> _Job_: Repeat all the material exactly; pictures stay out of your copy.

> _Data for processing_:
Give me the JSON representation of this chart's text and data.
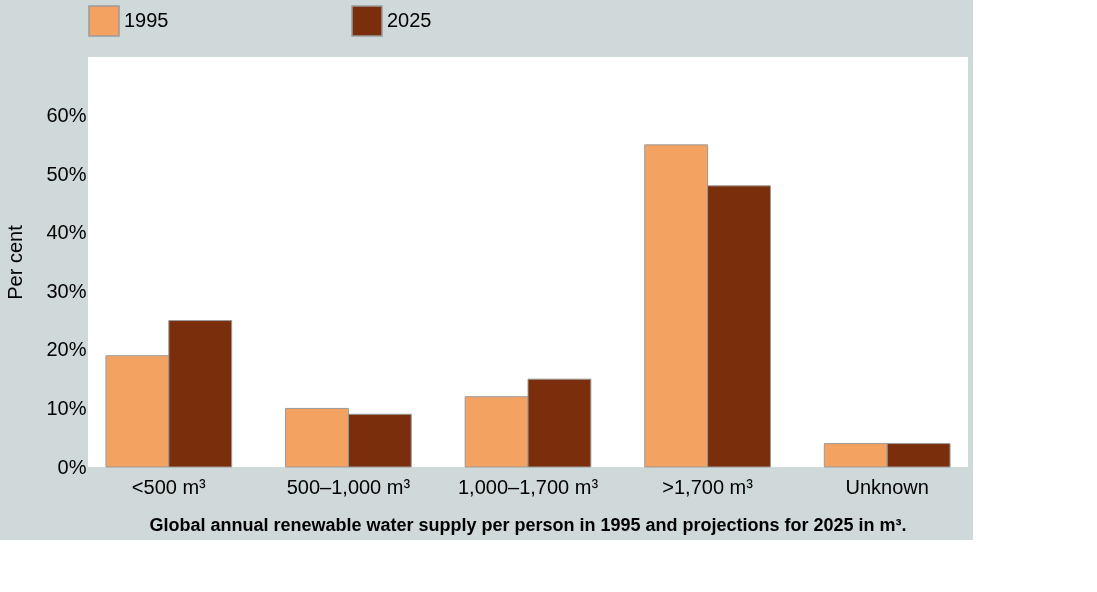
{
  "chart_data": {
    "type": "bar",
    "title": "Global annual renewable water supply per person in 1995 and projections for 2025 in m³.",
    "ylabel": "Per cent",
    "categories": [
      "<500 m³",
      "500–1,000 m³",
      "1,000–1,700 m³",
      ">1,700 m³",
      "Unknown"
    ],
    "series": [
      {
        "name": "1995",
        "color": "#f4a262",
        "values": [
          19,
          10,
          12,
          55,
          4
        ]
      },
      {
        "name": "2025",
        "color": "#7a2e0c",
        "values": [
          25,
          9,
          15,
          48,
          4
        ]
      }
    ],
    "ylim": [
      0,
      70
    ],
    "yticks": [
      {
        "value": 0,
        "label": "0%"
      },
      {
        "value": 10,
        "label": "10%"
      },
      {
        "value": 20,
        "label": "20%"
      },
      {
        "value": 30,
        "label": "30%"
      },
      {
        "value": 40,
        "label": "40%"
      },
      {
        "value": 50,
        "label": "50%"
      },
      {
        "value": 60,
        "label": "60%"
      }
    ],
    "grid": false,
    "legend": "top"
  }
}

> _Answer to the exercise_:
Give me the JSON representation of this chart's text and data.
{
  "chart_data": {
    "type": "bar",
    "title": "Global annual renewable water supply per person in 1995 and projections for 2025 in m³.",
    "ylabel": "Per cent",
    "categories": [
      "<500 m³",
      "500–1,000 m³",
      "1,000–1,700 m³",
      ">1,700 m³",
      "Unknown"
    ],
    "series": [
      {
        "name": "1995",
        "color": "#f4a262",
        "values": [
          19,
          10,
          12,
          55,
          4
        ]
      },
      {
        "name": "2025",
        "color": "#7a2e0c",
        "values": [
          25,
          9,
          15,
          48,
          4
        ]
      }
    ],
    "ylim": [
      0,
      70
    ],
    "yticks": [
      {
        "value": 0,
        "label": "0%"
      },
      {
        "value": 10,
        "label": "10%"
      },
      {
        "value": 20,
        "label": "20%"
      },
      {
        "value": 30,
        "label": "30%"
      },
      {
        "value": 40,
        "label": "40%"
      },
      {
        "value": 50,
        "label": "50%"
      },
      {
        "value": 60,
        "label": "60%"
      }
    ],
    "grid": false,
    "legend": "top"
  }
}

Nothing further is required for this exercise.